_Given task_.
Every line that holds the string "Adiabat" is to be identified and copied.

Records from a dataset:
================================

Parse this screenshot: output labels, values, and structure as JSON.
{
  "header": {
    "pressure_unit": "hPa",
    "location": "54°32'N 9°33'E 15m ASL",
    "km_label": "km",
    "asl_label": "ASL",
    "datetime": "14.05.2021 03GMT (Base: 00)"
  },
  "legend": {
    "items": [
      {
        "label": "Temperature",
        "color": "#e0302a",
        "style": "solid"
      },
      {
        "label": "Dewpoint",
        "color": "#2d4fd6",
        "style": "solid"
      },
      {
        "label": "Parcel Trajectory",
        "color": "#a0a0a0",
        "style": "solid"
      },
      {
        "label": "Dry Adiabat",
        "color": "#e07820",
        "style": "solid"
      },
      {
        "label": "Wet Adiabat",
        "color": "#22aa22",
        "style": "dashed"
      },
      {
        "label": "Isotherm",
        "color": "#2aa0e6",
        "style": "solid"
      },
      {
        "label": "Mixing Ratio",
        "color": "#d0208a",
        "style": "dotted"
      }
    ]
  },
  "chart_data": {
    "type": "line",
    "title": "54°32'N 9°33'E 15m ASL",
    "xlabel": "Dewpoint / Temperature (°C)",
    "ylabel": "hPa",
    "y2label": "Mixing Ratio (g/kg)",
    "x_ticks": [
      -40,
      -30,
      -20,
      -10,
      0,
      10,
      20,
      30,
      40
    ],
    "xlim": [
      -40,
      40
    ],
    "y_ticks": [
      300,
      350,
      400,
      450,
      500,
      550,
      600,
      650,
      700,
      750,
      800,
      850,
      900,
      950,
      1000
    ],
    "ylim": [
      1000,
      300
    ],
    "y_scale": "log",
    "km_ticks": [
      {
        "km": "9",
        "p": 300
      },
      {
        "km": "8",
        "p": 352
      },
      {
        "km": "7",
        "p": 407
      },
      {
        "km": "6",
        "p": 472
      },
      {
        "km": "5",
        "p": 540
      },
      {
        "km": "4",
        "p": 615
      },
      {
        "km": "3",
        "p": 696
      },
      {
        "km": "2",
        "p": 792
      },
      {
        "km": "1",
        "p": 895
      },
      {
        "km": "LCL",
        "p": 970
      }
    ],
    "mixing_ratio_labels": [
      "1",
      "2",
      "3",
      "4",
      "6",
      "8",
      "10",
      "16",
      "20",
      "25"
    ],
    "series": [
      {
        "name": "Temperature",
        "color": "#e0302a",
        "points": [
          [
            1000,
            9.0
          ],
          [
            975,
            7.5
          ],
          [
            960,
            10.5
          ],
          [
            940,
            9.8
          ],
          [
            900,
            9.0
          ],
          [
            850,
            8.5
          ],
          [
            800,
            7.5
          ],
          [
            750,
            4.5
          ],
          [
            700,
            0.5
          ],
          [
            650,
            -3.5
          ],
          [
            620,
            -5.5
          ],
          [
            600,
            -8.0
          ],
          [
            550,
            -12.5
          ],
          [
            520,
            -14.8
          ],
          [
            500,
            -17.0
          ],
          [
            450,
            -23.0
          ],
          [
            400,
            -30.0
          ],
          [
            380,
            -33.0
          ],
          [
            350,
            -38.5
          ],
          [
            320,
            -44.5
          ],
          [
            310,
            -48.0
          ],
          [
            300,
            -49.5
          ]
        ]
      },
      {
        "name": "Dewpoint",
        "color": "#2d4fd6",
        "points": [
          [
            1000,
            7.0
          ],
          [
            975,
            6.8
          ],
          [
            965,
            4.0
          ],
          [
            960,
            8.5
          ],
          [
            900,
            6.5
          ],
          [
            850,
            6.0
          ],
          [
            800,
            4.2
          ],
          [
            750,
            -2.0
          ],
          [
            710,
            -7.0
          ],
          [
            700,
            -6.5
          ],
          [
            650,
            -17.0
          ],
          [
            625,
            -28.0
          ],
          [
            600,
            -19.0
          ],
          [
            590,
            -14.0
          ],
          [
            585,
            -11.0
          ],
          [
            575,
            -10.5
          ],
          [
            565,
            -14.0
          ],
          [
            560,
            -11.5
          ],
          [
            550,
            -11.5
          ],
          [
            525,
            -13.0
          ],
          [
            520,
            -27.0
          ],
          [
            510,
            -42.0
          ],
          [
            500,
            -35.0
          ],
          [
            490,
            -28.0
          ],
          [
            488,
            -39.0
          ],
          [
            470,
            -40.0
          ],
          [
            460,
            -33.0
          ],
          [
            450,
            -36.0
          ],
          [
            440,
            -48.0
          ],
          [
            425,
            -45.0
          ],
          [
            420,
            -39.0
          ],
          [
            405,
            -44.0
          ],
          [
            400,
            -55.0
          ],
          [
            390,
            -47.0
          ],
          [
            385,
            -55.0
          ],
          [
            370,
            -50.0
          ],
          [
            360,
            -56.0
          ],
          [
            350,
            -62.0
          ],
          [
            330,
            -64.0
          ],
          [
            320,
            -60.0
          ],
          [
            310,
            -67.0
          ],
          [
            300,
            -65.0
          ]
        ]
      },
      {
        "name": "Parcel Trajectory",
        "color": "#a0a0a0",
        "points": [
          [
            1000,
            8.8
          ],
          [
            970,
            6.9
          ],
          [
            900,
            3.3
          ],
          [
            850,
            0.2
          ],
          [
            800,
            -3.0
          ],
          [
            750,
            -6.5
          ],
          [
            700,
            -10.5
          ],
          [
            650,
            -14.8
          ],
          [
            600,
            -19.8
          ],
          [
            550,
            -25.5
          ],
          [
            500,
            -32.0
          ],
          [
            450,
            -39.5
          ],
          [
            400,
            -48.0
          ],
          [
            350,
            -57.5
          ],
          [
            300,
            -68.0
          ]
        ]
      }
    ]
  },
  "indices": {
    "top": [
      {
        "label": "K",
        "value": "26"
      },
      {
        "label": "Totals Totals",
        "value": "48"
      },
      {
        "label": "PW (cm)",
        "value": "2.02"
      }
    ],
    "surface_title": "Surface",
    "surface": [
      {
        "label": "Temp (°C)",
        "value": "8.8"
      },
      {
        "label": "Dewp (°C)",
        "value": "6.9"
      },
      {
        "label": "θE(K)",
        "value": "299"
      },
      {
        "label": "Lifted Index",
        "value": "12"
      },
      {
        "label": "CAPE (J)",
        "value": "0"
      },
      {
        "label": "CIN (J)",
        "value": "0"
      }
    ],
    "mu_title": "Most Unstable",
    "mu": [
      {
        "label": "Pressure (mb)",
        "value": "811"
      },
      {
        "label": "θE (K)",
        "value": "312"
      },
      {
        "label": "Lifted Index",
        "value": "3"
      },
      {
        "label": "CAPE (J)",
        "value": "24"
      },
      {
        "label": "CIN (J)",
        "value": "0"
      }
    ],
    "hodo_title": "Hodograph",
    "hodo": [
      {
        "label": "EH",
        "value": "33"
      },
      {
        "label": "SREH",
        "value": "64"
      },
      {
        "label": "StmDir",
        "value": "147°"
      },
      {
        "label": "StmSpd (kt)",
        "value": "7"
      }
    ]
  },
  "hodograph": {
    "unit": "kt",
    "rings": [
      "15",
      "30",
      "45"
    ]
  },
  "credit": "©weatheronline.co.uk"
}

================================

_Exercise response_.
        "label": "Dry Adiabat",
        "label": "Wet Adiabat",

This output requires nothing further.